→ **Instruction**: Copy exactly, and only, the lines from the one with "Give me the JSON data" to the end of the listing; omit pictures.

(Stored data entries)
▽
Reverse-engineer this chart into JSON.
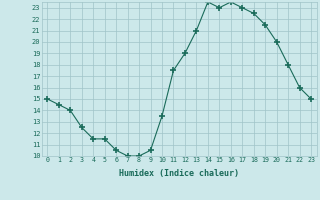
{
  "xlabel": "Humidex (Indice chaleur)",
  "x_values": [
    0,
    1,
    2,
    3,
    4,
    5,
    6,
    7,
    8,
    9,
    10,
    11,
    12,
    13,
    14,
    15,
    16,
    17,
    18,
    19,
    20,
    21,
    22,
    23
  ],
  "y_values": [
    15,
    14.5,
    14,
    12.5,
    11.5,
    11.5,
    10.5,
    10,
    10,
    10.5,
    13.5,
    17.5,
    19,
    21,
    23.5,
    23,
    23.5,
    23,
    22.5,
    21.5,
    20,
    18,
    16,
    15
  ],
  "line_color": "#1a6b5a",
  "marker": "+",
  "marker_size": 4,
  "bg_color": "#cce8ea",
  "grid_color": "#a0c4c8",
  "tick_label_color": "#1a6b5a",
  "axis_label_color": "#1a6b5a",
  "ylim": [
    10,
    23.5
  ],
  "yticks": [
    10,
    11,
    12,
    13,
    14,
    15,
    16,
    17,
    18,
    19,
    20,
    21,
    22,
    23
  ],
  "xlim": [
    -0.5,
    23.5
  ],
  "xticks": [
    0,
    1,
    2,
    3,
    4,
    5,
    6,
    7,
    8,
    9,
    10,
    11,
    12,
    13,
    14,
    15,
    16,
    17,
    18,
    19,
    20,
    21,
    22,
    23
  ],
  "xtick_labels": [
    "0",
    "1",
    "2",
    "3",
    "4",
    "5",
    "6",
    "7",
    "8",
    "9",
    "10",
    "11",
    "12",
    "13",
    "14",
    "15",
    "16",
    "17",
    "18",
    "19",
    "20",
    "21",
    "22",
    "23"
  ],
  "ytick_labels": [
    "10",
    "11",
    "12",
    "13",
    "14",
    "15",
    "16",
    "17",
    "18",
    "19",
    "20",
    "21",
    "22",
    "23"
  ]
}
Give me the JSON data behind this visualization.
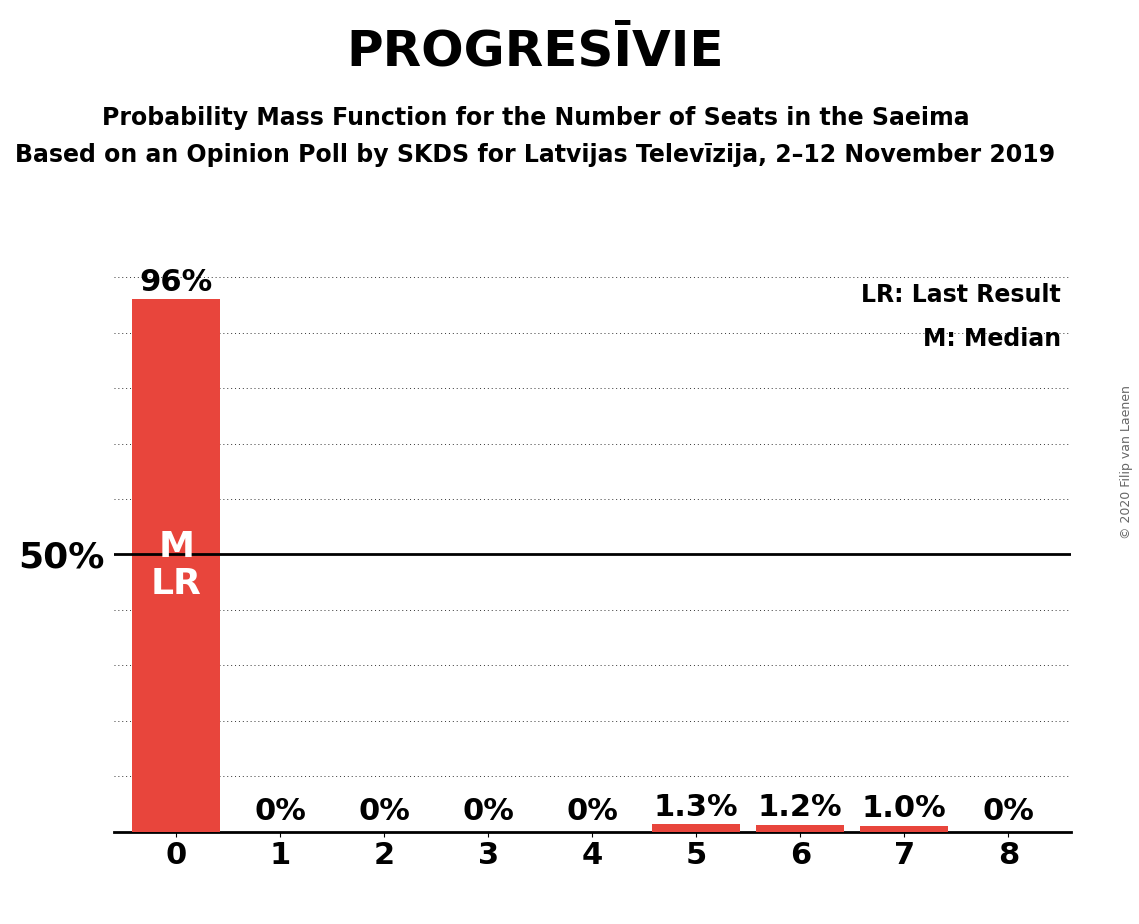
{
  "title": "PROGRESĪVIE",
  "subtitle1": "Probability Mass Function for the Number of Seats in the Saeima",
  "subtitle2": "Based on an Opinion Poll by SKDS for Latvijas Televīzija, 2–12 November 2019",
  "copyright": "© 2020 Filip van Laenen",
  "categories": [
    0,
    1,
    2,
    3,
    4,
    5,
    6,
    7,
    8
  ],
  "values": [
    96.0,
    0.0,
    0.0,
    0.0,
    0.0,
    1.3,
    1.2,
    1.0,
    0.0
  ],
  "bar_color": "#e8453c",
  "background_color": "#ffffff",
  "ylabel_50": "50%",
  "legend_lr": "LR: Last Result",
  "legend_m": "M: Median",
  "bar_label_color_black": "#000000",
  "bar_label_color_white": "#ffffff",
  "axis_label_fontsize": 22,
  "bar_label_fontsize": 22,
  "title_fontsize": 36,
  "subtitle_fontsize": 17,
  "legend_fontsize": 17,
  "fifty_label_fontsize": 26,
  "ml_fontsize": 26,
  "copyright_fontsize": 9
}
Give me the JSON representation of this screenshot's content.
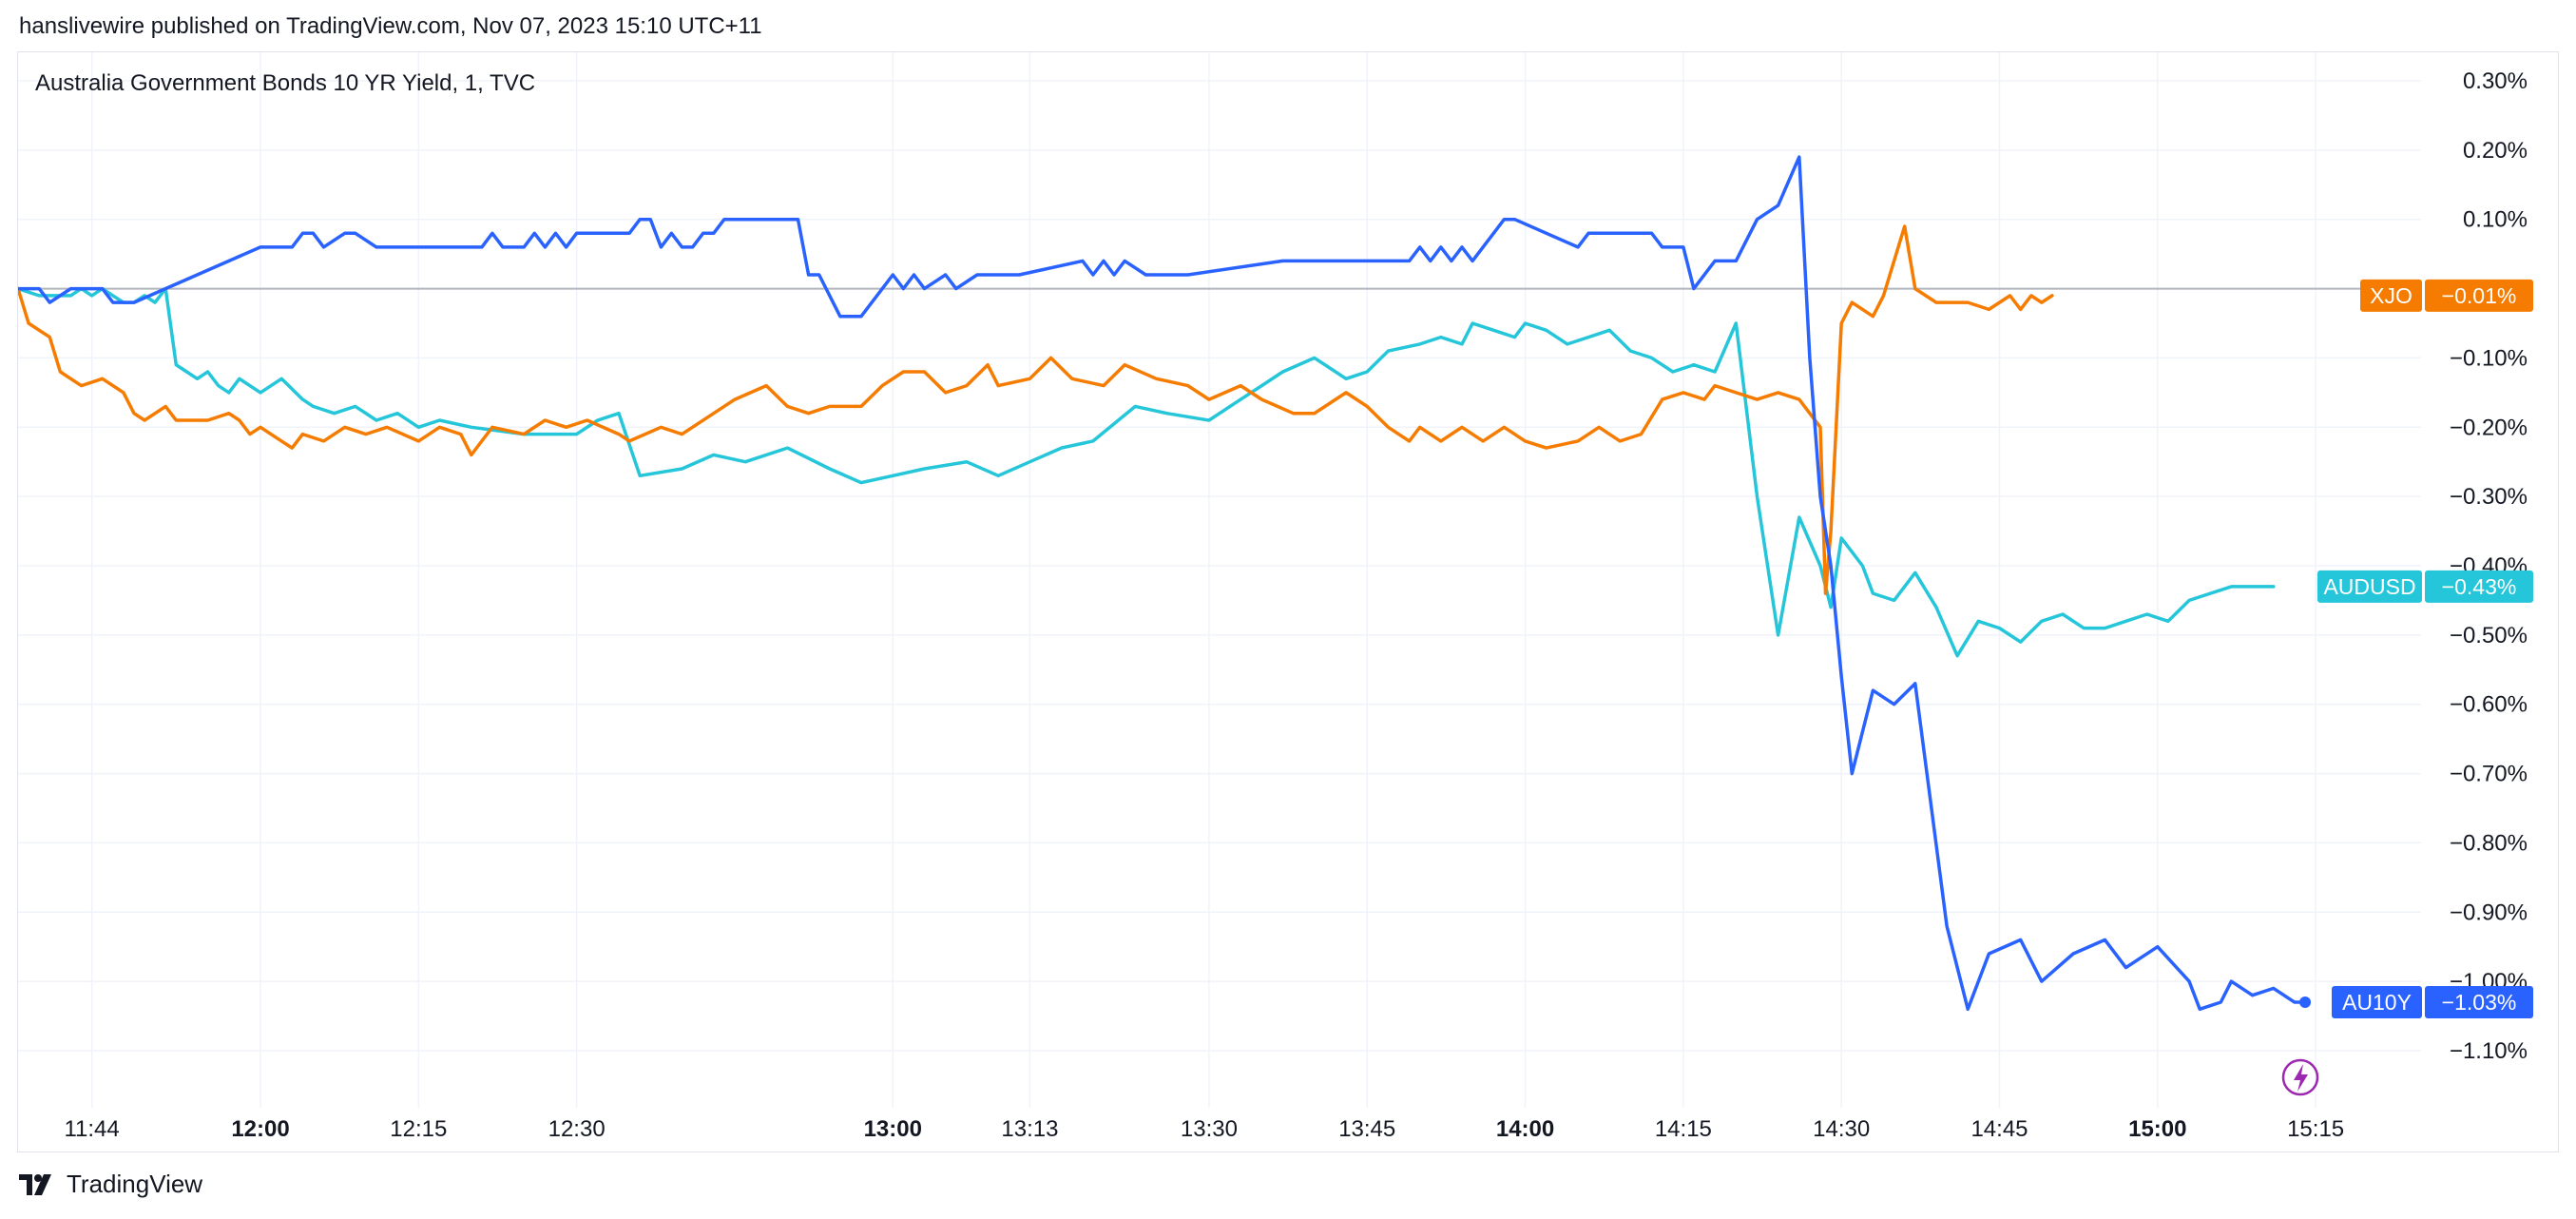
△
→ **Correct result**:
Give me the JSON data behind this visualization.
{
  "title": "PROGRESĪVIE",
  "subtitle1": "Probability Mass Function for the Number of Seats in the Saeima",
  "subtitle2": "Based on an Opinion Poll by SKDS for Latvijas Televīzija, 2–12 November 2019",
  "copyright": "© 2020 Filip van Laenen",
  "categories": [
    0,
    1,
    2,
    3,
    4,
    5,
    6,
    7,
    8
  ],
  "values": [
    96.0,
    0.0,
    0.0,
    0.0,
    0.0,
    1.3,
    1.2,
    1.0,
    0.0
  ],
  "bar_color": "#e8453c",
  "background_color": "#ffffff",
  "ylabel_50": "50%",
  "legend_lr": "LR: Last Result",
  "legend_m": "M: Median",
  "bar_label_color_black": "#000000",
  "bar_label_color_white": "#ffffff",
  "axis_label_fontsize": 22,
  "bar_label_fontsize": 22,
  "title_fontsize": 36,
  "subtitle_fontsize": 17,
  "legend_fontsize": 17,
  "fifty_label_fontsize": 26,
  "ml_fontsize": 26,
  "copyright_fontsize": 9
}
Give me the JSON representation of this screenshot's content.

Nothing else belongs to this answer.